_THE TASK_. Out of the lines in this data, how many include "title"? Give the number and nothing else.

_SUPPLIED MATERIAL_.

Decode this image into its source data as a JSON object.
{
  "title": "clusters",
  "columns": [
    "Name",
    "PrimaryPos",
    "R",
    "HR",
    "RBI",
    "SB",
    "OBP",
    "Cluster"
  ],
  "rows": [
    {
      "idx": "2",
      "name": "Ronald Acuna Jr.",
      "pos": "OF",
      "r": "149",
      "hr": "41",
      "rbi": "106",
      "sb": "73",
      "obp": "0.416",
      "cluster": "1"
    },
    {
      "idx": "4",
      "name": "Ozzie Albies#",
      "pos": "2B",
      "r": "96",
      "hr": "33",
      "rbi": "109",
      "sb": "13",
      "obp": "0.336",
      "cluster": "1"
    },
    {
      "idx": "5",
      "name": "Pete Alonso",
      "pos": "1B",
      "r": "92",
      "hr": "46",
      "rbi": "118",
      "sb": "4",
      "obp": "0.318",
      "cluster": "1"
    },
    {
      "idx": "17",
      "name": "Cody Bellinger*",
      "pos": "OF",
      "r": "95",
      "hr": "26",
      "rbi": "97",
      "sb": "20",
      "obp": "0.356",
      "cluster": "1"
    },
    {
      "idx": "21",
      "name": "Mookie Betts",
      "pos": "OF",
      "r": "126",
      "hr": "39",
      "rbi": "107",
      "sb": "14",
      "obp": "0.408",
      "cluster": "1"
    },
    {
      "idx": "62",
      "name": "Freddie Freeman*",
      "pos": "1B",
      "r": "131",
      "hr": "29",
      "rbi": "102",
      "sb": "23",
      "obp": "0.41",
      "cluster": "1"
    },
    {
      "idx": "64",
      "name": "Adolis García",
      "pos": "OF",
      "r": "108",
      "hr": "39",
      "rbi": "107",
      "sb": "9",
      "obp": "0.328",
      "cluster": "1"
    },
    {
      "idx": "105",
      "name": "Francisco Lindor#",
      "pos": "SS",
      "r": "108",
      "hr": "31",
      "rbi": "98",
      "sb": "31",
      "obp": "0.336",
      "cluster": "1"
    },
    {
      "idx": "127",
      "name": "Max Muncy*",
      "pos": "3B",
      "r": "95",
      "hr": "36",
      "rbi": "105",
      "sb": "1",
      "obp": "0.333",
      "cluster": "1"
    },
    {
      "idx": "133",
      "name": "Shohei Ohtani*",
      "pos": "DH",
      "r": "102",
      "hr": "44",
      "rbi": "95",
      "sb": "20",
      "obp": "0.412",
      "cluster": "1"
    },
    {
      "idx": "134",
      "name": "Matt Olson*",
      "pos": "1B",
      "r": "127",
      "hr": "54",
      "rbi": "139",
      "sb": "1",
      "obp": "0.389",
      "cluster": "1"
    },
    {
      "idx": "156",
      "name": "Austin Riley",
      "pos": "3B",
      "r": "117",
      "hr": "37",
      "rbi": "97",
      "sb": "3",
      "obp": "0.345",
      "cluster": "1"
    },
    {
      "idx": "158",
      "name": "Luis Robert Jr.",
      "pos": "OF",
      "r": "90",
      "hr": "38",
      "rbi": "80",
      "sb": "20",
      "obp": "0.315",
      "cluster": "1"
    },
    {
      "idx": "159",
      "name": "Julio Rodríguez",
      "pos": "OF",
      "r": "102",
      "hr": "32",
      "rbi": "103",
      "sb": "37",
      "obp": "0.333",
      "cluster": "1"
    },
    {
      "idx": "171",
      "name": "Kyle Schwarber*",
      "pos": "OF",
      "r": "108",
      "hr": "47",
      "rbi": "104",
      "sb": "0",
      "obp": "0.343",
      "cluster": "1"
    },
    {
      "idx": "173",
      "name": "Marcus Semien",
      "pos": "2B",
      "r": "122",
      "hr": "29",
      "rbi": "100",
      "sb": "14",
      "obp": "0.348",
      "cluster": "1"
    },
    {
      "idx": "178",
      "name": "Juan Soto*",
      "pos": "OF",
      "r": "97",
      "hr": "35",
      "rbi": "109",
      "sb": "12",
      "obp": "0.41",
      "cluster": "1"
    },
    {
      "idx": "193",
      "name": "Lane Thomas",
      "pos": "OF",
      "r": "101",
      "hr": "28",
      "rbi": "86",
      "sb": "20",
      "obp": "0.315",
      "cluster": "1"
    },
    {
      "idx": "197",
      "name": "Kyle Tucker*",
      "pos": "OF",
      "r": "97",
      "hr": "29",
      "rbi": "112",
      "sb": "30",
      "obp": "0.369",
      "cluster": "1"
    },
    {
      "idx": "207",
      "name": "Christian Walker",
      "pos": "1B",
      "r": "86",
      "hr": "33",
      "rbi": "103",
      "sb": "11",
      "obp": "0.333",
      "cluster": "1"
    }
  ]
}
==
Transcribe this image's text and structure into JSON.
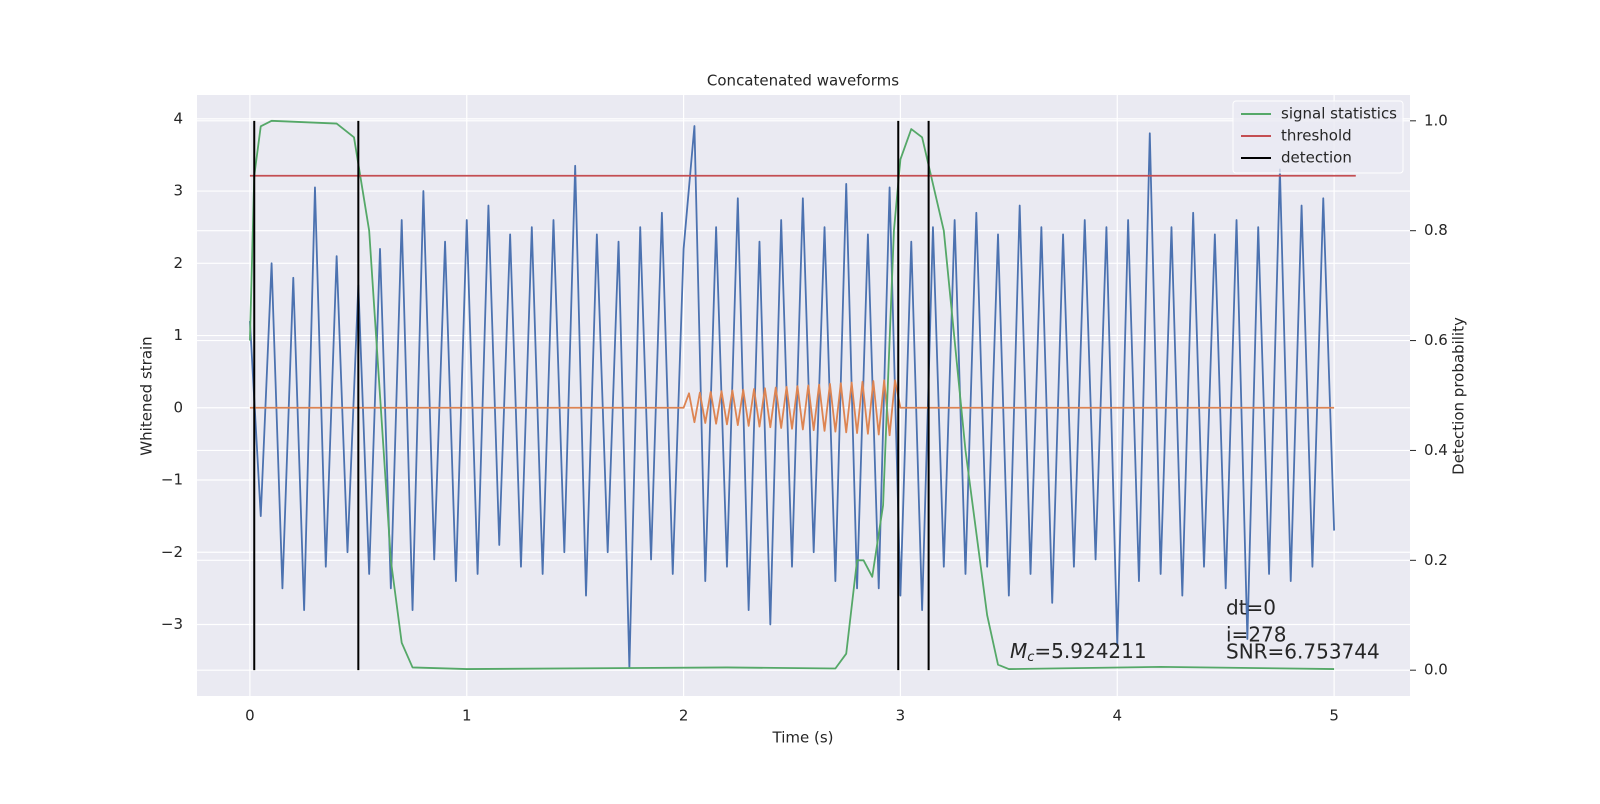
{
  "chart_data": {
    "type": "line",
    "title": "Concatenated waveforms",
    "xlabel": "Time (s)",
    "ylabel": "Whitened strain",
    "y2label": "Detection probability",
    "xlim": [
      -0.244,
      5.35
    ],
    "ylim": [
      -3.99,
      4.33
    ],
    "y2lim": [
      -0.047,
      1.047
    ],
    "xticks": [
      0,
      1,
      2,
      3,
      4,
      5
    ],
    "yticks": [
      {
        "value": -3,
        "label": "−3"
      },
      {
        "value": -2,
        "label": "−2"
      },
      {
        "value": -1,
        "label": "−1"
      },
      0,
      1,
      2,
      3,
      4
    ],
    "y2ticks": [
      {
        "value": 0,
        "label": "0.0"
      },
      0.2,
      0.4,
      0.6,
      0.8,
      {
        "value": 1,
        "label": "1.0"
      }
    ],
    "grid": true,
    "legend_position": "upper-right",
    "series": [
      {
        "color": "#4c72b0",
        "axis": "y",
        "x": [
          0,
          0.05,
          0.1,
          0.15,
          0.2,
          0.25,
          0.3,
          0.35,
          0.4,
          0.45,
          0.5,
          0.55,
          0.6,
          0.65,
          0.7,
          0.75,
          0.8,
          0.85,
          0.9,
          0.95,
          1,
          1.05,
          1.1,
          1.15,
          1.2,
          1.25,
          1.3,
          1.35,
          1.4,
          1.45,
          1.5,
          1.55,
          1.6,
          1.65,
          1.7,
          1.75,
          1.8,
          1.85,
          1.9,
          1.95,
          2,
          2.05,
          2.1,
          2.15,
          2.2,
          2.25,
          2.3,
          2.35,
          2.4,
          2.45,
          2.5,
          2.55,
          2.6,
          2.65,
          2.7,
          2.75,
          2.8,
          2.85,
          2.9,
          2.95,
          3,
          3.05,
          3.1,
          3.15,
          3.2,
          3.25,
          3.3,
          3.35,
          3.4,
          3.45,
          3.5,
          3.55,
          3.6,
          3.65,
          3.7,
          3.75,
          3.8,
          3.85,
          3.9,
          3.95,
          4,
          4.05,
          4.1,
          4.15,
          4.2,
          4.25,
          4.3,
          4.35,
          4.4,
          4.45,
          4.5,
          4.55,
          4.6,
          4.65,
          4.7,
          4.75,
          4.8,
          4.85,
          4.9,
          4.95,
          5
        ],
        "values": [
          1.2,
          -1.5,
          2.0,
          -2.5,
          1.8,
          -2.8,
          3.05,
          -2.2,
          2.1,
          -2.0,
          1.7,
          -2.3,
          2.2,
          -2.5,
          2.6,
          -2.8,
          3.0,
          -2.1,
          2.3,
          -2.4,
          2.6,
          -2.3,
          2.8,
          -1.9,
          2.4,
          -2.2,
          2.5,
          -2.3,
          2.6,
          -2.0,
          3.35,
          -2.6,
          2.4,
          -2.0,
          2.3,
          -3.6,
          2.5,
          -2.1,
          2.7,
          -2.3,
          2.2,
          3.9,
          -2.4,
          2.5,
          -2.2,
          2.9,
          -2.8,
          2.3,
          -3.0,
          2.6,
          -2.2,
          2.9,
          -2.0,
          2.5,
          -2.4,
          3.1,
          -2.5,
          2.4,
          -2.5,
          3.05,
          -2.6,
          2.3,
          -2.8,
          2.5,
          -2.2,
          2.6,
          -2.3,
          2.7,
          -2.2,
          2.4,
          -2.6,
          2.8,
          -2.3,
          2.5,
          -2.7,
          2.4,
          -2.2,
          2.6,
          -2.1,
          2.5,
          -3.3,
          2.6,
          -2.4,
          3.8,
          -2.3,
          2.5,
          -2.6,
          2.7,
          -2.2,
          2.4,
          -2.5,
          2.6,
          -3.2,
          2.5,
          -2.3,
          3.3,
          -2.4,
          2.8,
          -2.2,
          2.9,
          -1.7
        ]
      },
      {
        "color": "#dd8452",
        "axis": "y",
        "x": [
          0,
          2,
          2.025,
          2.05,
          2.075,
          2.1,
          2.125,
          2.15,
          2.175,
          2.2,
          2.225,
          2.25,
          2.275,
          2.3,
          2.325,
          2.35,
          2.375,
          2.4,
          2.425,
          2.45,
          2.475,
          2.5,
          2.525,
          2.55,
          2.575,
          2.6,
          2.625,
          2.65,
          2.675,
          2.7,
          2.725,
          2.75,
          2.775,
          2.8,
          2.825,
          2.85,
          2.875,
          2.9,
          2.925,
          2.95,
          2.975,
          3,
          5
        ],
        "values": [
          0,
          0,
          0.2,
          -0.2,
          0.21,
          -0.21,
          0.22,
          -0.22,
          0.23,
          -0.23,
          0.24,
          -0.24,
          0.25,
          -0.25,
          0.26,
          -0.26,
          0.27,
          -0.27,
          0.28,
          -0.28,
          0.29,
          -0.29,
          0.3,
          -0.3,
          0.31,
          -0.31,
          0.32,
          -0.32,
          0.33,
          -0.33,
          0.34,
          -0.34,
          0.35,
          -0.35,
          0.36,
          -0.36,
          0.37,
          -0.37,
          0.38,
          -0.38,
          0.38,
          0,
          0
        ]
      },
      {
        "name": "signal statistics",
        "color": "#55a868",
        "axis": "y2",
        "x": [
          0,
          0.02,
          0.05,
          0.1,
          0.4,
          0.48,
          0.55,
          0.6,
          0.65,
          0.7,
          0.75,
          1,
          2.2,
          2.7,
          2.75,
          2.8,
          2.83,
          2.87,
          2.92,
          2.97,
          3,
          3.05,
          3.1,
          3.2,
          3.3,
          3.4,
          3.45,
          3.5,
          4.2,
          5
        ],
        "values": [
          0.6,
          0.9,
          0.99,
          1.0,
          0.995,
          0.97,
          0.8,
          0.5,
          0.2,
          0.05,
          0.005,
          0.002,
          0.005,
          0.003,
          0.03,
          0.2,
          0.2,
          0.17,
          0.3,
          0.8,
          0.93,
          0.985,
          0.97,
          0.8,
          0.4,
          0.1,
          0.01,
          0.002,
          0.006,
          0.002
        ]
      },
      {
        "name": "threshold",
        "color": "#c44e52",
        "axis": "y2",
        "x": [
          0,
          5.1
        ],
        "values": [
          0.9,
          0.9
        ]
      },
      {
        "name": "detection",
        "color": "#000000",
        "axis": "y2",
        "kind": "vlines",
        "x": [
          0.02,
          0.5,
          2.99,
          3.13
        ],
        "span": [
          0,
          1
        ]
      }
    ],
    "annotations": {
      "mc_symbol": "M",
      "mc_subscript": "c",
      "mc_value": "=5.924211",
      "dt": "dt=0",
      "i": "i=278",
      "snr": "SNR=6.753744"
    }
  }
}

_REPLY TO THE EXERCISE_. 2